[Start of Provided information]

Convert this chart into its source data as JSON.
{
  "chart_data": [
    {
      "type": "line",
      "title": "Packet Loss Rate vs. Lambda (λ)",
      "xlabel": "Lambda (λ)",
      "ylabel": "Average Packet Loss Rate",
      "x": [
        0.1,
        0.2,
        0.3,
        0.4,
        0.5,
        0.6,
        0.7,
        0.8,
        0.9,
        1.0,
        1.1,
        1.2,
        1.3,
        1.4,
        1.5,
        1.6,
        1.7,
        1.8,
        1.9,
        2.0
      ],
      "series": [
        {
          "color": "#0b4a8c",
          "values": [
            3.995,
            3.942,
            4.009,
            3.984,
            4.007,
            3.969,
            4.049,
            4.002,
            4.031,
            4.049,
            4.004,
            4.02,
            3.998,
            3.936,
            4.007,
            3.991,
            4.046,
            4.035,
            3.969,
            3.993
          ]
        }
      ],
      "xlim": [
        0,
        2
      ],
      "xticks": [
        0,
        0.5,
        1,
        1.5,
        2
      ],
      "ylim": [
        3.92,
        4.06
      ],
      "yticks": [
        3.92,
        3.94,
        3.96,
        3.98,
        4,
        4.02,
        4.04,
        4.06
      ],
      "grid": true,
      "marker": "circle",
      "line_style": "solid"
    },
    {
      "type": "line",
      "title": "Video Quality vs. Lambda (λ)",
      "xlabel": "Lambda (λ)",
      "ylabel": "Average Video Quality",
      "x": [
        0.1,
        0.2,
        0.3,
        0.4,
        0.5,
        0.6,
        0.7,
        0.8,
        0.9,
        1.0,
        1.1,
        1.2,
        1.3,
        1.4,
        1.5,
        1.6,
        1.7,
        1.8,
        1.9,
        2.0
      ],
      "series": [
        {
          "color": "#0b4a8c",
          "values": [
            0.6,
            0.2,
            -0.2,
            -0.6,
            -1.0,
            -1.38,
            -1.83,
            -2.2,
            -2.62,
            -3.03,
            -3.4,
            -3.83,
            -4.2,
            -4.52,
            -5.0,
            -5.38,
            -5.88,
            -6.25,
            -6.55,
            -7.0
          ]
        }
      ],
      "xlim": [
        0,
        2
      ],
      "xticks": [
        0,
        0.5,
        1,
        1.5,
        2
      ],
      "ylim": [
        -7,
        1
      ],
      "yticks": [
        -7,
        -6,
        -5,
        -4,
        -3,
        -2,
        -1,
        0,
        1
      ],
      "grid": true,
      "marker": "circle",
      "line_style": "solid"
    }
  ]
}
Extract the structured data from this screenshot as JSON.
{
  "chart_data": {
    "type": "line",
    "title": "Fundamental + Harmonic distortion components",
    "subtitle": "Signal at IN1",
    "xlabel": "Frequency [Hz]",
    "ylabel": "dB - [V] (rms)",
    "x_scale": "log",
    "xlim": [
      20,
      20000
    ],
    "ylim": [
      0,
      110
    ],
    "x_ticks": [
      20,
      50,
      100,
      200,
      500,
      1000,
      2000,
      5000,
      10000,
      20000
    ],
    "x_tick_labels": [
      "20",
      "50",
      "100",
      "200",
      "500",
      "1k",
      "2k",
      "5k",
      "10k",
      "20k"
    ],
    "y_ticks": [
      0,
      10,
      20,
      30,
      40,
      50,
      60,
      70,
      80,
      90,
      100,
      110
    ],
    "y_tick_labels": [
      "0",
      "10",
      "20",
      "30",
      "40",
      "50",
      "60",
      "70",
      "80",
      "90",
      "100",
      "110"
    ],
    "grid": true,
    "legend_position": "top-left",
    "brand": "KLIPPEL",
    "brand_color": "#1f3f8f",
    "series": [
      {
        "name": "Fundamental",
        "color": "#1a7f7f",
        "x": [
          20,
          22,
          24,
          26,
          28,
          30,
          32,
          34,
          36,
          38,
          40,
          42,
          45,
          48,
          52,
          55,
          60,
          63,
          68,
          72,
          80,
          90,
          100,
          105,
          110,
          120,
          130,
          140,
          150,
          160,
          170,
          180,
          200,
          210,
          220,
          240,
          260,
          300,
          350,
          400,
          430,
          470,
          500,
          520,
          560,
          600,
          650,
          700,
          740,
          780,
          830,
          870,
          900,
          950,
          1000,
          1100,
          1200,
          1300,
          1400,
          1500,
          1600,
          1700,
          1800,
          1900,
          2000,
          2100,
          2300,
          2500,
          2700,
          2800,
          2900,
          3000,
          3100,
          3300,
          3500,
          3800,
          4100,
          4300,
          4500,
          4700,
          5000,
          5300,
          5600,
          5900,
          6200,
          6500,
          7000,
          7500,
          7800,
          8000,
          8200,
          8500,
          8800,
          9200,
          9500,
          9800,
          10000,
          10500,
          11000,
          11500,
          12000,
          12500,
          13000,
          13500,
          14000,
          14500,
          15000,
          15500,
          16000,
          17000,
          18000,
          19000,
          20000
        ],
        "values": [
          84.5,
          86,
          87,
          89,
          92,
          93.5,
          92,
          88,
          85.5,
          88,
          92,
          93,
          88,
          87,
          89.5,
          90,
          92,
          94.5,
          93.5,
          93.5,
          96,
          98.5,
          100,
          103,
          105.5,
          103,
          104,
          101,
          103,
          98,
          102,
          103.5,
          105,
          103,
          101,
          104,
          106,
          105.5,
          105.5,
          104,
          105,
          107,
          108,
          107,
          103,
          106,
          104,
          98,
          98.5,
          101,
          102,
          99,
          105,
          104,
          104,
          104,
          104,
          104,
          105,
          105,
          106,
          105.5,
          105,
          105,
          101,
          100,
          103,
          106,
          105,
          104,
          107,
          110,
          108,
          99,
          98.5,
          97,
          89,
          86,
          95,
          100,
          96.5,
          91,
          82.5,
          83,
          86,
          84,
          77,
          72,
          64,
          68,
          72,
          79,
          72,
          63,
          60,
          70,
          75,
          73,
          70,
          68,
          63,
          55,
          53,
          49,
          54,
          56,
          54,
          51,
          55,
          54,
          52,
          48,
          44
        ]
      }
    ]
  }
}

[End of Provided information]

◆ Challenge ◆
Return all of the entries exactly as written.

◆ Full solution ◆
Convert this chart into its source data as JSON.
{
  "chart_data": [
    {
      "type": "line",
      "title": "Packet Loss Rate vs. Lambda (λ)",
      "xlabel": "Lambda (λ)",
      "ylabel": "Average Packet Loss Rate",
      "x": [
        0.1,
        0.2,
        0.3,
        0.4,
        0.5,
        0.6,
        0.7,
        0.8,
        0.9,
        1.0,
        1.1,
        1.2,
        1.3,
        1.4,
        1.5,
        1.6,
        1.7,
        1.8,
        1.9,
        2.0
      ],
      "series": [
        {
          "color": "#0b4a8c",
          "values": [
            3.995,
            3.942,
            4.009,
            3.984,
            4.007,
            3.969,
            4.049,
            4.002,
            4.031,
            4.049,
            4.004,
            4.02,
            3.998,
            3.936,
            4.007,
            3.991,
            4.046,
            4.035,
            3.969,
            3.993
          ]
        }
      ],
      "xlim": [
        0,
        2
      ],
      "xticks": [
        0,
        0.5,
        1,
        1.5,
        2
      ],
      "ylim": [
        3.92,
        4.06
      ],
      "yticks": [
        3.92,
        3.94,
        3.96,
        3.98,
        4,
        4.02,
        4.04,
        4.06
      ],
      "grid": true,
      "marker": "circle",
      "line_style": "solid"
    },
    {
      "type": "line",
      "title": "Video Quality vs. Lambda (λ)",
      "xlabel": "Lambda (λ)",
      "ylabel": "Average Video Quality",
      "x": [
        0.1,
        0.2,
        0.3,
        0.4,
        0.5,
        0.6,
        0.7,
        0.8,
        0.9,
        1.0,
        1.1,
        1.2,
        1.3,
        1.4,
        1.5,
        1.6,
        1.7,
        1.8,
        1.9,
        2.0
      ],
      "series": [
        {
          "color": "#0b4a8c",
          "values": [
            0.6,
            0.2,
            -0.2,
            -0.6,
            -1.0,
            -1.38,
            -1.83,
            -2.2,
            -2.62,
            -3.03,
            -3.4,
            -3.83,
            -4.2,
            -4.52,
            -5.0,
            -5.38,
            -5.88,
            -6.25,
            -6.55,
            -7.0
          ]
        }
      ],
      "xlim": [
        0,
        2
      ],
      "xticks": [
        0,
        0.5,
        1,
        1.5,
        2
      ],
      "ylim": [
        -7,
        1
      ],
      "yticks": [
        -7,
        -6,
        -5,
        -4,
        -3,
        -2,
        -1,
        0,
        1
      ],
      "grid": true,
      "marker": "circle",
      "line_style": "solid"
    }
  ]
}
Extract the structured data from this screenshot as JSON.
{
  "chart_data": {
    "type": "line",
    "title": "Fundamental + Harmonic distortion components",
    "subtitle": "Signal at IN1",
    "xlabel": "Frequency [Hz]",
    "ylabel": "dB - [V] (rms)",
    "x_scale": "log",
    "xlim": [
      20,
      20000
    ],
    "ylim": [
      0,
      110
    ],
    "x_ticks": [
      20,
      50,
      100,
      200,
      500,
      1000,
      2000,
      5000,
      10000,
      20000
    ],
    "x_tick_labels": [
      "20",
      "50",
      "100",
      "200",
      "500",
      "1k",
      "2k",
      "5k",
      "10k",
      "20k"
    ],
    "y_ticks": [
      0,
      10,
      20,
      30,
      40,
      50,
      60,
      70,
      80,
      90,
      100,
      110
    ],
    "y_tick_labels": [
      "0",
      "10",
      "20",
      "30",
      "40",
      "50",
      "60",
      "70",
      "80",
      "90",
      "100",
      "110"
    ],
    "grid": true,
    "legend_position": "top-left",
    "brand": "KLIPPEL",
    "brand_color": "#1f3f8f",
    "series": [
      {
        "name": "Fundamental",
        "color": "#1a7f7f",
        "x": [
          20,
          22,
          24,
          26,
          28,
          30,
          32,
          34,
          36,
          38,
          40,
          42,
          45,
          48,
          52,
          55,
          60,
          63,
          68,
          72,
          80,
          90,
          100,
          105,
          110,
          120,
          130,
          140,
          150,
          160,
          170,
          180,
          200,
          210,
          220,
          240,
          260,
          300,
          350,
          400,
          430,
          470,
          500,
          520,
          560,
          600,
          650,
          700,
          740,
          780,
          830,
          870,
          900,
          950,
          1000,
          1100,
          1200,
          1300,
          1400,
          1500,
          1600,
          1700,
          1800,
          1900,
          2000,
          2100,
          2300,
          2500,
          2700,
          2800,
          2900,
          3000,
          3100,
          3300,
          3500,
          3800,
          4100,
          4300,
          4500,
          4700,
          5000,
          5300,
          5600,
          5900,
          6200,
          6500,
          7000,
          7500,
          7800,
          8000,
          8200,
          8500,
          8800,
          9200,
          9500,
          9800,
          10000,
          10500,
          11000,
          11500,
          12000,
          12500,
          13000,
          13500,
          14000,
          14500,
          15000,
          15500,
          16000,
          17000,
          18000,
          19000,
          20000
        ],
        "values": [
          84.5,
          86,
          87,
          89,
          92,
          93.5,
          92,
          88,
          85.5,
          88,
          92,
          93,
          88,
          87,
          89.5,
          90,
          92,
          94.5,
          93.5,
          93.5,
          96,
          98.5,
          100,
          103,
          105.5,
          103,
          104,
          101,
          103,
          98,
          102,
          103.5,
          105,
          103,
          101,
          104,
          106,
          105.5,
          105.5,
          104,
          105,
          107,
          108,
          107,
          103,
          106,
          104,
          98,
          98.5,
          101,
          102,
          99,
          105,
          104,
          104,
          104,
          104,
          104,
          105,
          105,
          106,
          105.5,
          105,
          105,
          101,
          100,
          103,
          106,
          105,
          104,
          107,
          110,
          108,
          99,
          98.5,
          97,
          89,
          86,
          95,
          100,
          96.5,
          91,
          82.5,
          83,
          86,
          84,
          77,
          72,
          64,
          68,
          72,
          79,
          72,
          63,
          60,
          70,
          75,
          73,
          70,
          68,
          63,
          55,
          53,
          49,
          54,
          56,
          54,
          51,
          55,
          54,
          52,
          48,
          44
        ]
      }
    ]
  }
}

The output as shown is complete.